Using the entries that follow, collect the lines where the word "icon" appears.

=====

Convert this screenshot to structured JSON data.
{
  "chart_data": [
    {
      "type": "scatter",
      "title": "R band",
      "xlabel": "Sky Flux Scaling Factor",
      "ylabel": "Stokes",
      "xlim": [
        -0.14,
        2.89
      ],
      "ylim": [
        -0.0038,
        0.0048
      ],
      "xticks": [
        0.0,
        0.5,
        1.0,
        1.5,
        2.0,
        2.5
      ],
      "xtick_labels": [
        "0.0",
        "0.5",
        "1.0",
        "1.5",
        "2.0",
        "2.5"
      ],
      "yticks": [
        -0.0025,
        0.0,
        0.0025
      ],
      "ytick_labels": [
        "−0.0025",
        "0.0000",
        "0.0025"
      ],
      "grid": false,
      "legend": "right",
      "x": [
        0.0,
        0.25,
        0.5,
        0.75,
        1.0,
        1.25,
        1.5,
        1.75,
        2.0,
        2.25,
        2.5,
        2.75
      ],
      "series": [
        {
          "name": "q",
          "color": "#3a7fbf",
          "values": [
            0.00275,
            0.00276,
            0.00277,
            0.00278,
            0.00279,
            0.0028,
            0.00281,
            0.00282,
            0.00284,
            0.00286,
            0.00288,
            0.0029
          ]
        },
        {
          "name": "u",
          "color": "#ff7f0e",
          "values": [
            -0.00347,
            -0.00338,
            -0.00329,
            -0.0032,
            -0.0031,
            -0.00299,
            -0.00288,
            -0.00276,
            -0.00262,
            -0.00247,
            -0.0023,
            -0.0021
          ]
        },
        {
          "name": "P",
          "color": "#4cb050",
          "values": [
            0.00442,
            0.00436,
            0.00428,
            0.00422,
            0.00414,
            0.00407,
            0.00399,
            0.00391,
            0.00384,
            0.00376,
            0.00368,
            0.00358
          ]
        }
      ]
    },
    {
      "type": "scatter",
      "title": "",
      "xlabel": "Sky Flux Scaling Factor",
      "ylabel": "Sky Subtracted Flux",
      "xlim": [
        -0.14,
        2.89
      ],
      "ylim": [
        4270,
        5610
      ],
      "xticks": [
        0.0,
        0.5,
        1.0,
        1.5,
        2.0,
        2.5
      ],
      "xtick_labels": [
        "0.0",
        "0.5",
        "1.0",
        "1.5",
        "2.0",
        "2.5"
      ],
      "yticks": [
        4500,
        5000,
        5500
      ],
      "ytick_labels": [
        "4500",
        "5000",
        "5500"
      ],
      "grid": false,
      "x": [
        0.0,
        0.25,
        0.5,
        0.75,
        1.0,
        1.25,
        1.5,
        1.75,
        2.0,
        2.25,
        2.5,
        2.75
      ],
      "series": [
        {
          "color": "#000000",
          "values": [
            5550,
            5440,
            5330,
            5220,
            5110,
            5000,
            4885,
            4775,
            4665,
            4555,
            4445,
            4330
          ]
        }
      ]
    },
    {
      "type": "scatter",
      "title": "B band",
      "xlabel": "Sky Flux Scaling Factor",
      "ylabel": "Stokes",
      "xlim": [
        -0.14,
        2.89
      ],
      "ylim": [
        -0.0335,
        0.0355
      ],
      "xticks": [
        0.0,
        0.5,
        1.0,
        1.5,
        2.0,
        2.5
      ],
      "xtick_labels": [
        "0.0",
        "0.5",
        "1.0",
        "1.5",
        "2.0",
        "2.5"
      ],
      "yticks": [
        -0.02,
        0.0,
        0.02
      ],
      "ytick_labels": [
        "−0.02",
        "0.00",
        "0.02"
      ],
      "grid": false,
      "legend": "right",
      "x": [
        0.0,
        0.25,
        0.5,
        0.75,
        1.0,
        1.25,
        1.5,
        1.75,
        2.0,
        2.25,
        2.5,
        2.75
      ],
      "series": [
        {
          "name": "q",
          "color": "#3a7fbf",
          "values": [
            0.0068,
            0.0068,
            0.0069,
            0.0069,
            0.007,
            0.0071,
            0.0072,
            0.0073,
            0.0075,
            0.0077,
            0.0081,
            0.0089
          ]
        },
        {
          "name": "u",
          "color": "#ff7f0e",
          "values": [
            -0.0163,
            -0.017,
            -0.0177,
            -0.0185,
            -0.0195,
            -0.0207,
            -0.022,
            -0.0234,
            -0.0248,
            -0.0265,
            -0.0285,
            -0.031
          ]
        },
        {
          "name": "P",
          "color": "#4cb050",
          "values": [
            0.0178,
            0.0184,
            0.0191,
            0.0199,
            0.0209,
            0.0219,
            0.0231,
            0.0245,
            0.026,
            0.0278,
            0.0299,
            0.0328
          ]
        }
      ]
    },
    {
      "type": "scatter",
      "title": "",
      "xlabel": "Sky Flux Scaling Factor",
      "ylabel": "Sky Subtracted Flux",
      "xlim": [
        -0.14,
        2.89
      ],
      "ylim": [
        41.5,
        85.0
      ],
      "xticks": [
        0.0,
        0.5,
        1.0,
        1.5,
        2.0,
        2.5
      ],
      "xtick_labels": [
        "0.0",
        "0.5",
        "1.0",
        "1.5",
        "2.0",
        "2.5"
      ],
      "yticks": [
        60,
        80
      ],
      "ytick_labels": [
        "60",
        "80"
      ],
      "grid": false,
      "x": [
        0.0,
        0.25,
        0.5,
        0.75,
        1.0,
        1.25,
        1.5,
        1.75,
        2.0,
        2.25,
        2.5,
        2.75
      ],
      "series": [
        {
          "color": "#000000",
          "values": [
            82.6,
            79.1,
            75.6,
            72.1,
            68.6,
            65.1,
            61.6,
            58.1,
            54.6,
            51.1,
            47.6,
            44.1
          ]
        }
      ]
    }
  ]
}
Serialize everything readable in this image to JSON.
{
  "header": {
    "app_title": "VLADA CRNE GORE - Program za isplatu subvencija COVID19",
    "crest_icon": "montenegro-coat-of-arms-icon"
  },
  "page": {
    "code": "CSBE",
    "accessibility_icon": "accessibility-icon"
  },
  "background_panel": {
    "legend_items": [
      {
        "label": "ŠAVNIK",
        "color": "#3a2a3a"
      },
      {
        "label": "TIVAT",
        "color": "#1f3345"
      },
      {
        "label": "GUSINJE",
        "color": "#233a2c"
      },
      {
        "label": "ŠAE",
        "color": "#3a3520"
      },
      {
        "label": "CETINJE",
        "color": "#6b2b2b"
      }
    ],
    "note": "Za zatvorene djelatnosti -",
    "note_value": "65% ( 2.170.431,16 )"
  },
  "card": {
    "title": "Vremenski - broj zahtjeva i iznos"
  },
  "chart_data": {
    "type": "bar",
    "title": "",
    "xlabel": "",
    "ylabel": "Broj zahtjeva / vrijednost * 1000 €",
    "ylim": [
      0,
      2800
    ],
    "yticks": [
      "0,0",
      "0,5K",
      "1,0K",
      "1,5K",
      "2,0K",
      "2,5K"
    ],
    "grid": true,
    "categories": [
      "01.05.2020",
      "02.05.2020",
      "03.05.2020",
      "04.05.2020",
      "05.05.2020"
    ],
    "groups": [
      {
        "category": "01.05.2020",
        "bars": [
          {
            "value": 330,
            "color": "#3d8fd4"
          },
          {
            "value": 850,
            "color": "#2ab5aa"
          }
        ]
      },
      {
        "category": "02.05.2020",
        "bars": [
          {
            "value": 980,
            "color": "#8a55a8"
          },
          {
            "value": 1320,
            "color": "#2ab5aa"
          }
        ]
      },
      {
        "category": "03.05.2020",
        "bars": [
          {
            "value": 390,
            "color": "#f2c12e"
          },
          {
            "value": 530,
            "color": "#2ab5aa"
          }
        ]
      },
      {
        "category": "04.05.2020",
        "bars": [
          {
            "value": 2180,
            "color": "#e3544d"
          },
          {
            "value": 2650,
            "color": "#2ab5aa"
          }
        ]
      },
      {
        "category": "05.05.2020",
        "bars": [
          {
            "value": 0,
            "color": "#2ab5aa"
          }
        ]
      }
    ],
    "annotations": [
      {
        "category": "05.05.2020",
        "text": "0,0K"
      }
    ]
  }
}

=====

→ **OUTPUT FOR THIS TASK**:
    "crest_icon": "montenegro-coat-of-arms-icon"
    "accessibility_icon": "accessibility-icon"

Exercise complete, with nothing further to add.